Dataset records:

————————

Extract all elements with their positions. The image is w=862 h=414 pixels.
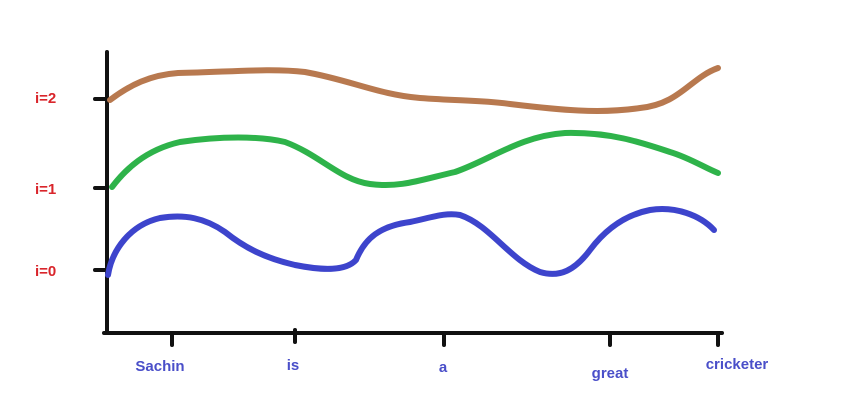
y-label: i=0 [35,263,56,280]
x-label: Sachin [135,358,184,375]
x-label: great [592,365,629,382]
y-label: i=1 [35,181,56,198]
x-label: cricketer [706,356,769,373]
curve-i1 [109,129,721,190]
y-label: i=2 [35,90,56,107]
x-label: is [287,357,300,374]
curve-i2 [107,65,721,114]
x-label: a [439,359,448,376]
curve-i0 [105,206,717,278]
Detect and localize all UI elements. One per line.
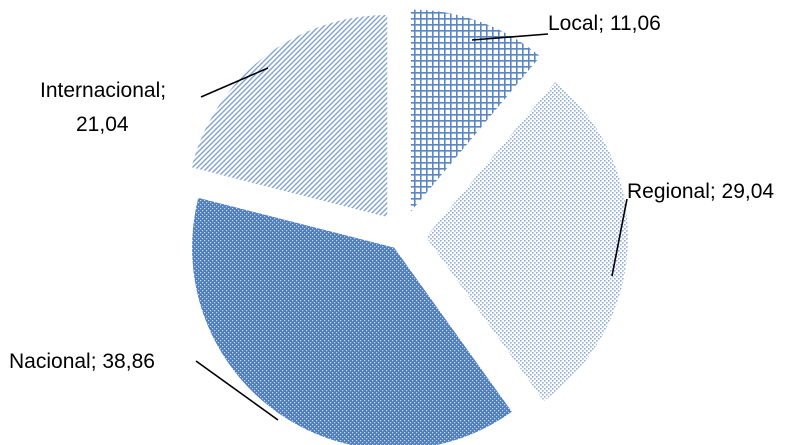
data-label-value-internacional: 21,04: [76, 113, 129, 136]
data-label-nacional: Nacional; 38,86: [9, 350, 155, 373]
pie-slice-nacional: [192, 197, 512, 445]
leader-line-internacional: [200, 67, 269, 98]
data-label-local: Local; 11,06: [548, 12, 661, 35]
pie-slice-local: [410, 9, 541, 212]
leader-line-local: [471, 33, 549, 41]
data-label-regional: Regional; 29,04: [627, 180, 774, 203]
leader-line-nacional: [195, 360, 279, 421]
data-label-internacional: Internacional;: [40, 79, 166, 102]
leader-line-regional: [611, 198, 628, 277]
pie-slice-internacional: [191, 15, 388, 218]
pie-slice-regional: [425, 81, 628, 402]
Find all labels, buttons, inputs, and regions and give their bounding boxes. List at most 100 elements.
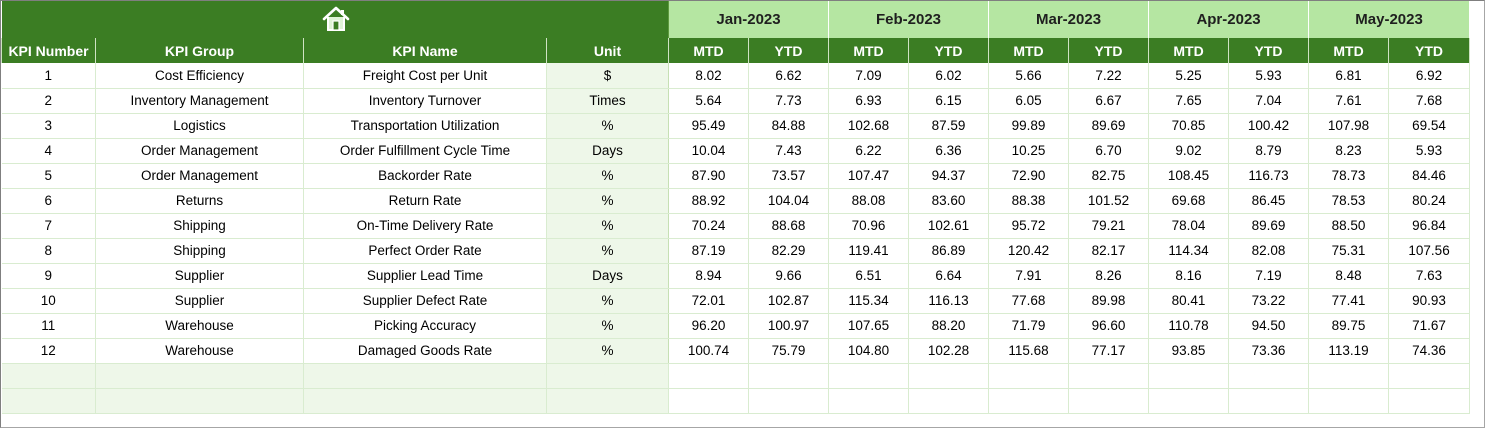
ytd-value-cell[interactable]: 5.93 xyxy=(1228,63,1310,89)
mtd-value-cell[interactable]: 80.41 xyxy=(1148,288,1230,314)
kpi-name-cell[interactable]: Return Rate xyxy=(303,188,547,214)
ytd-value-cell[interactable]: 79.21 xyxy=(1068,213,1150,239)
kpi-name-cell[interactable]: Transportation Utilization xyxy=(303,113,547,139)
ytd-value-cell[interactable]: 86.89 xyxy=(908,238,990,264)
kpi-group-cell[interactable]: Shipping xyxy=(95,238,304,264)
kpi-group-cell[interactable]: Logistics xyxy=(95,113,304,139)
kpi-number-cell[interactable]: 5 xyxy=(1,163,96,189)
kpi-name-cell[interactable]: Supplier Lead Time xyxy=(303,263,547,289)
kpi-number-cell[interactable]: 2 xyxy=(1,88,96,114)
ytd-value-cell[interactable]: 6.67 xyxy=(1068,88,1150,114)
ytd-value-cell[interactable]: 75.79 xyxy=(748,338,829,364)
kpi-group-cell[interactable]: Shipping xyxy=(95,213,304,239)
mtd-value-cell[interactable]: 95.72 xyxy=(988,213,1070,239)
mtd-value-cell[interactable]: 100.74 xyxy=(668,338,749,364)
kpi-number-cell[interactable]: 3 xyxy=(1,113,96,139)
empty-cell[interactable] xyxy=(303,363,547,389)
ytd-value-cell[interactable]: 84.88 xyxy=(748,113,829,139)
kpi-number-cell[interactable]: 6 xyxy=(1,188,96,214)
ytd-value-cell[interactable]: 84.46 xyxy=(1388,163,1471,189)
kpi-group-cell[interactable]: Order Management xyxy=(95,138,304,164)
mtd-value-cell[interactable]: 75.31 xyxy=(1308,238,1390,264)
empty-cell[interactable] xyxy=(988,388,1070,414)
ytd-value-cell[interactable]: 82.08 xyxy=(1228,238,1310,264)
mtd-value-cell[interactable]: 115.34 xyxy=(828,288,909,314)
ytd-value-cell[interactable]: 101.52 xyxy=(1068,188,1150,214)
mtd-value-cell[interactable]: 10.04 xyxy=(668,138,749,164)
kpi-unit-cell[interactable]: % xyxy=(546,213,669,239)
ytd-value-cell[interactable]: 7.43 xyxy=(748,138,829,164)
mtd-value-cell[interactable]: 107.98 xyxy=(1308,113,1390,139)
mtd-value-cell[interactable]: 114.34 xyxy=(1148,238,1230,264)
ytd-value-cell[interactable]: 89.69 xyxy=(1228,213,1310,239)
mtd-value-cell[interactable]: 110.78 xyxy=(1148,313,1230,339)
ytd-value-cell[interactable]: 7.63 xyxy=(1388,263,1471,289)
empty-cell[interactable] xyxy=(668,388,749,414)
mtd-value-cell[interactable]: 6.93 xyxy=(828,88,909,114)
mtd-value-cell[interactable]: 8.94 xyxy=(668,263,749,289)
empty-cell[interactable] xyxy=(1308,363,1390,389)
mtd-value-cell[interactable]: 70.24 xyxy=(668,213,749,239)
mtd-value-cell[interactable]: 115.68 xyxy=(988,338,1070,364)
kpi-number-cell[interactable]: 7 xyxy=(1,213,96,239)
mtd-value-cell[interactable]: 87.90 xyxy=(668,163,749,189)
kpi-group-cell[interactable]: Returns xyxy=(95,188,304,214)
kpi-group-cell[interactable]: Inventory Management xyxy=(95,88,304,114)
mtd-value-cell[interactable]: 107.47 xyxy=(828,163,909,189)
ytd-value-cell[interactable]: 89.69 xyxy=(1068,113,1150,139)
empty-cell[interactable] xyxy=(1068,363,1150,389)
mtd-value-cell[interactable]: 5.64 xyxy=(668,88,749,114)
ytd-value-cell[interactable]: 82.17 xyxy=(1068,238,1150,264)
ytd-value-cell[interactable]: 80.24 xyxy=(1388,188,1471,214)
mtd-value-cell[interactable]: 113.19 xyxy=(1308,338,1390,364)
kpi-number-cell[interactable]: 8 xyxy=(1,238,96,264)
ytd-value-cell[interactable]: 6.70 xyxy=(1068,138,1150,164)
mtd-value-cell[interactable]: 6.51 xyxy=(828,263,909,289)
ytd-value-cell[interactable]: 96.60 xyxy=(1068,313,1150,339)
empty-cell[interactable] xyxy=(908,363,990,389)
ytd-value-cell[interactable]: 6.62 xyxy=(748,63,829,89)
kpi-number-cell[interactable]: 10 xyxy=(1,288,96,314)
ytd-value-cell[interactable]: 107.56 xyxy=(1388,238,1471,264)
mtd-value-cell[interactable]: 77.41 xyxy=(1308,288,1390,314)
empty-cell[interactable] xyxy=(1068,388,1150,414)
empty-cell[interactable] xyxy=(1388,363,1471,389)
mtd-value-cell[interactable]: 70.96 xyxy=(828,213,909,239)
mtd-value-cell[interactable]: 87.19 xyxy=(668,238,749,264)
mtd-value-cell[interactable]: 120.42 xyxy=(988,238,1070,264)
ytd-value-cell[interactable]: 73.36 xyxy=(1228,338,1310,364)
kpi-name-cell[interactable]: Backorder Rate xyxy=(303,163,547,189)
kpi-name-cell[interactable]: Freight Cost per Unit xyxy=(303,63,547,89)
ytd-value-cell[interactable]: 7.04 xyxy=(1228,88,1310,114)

————————

EXERCISE OBJECTIVE ▸ Which lines in the entries above contain the string "internacional"? Find each of them and copy it in full.

CORRECT RESPONSE ▸
data-label-value-internacional: 21,04: [76, 113, 129, 136]
leader-line-internacional: [200, 67, 269, 98]
data-label-internacional: Internacional;: [40, 79, 166, 102]
pie-slice-internacional: [191, 15, 388, 218]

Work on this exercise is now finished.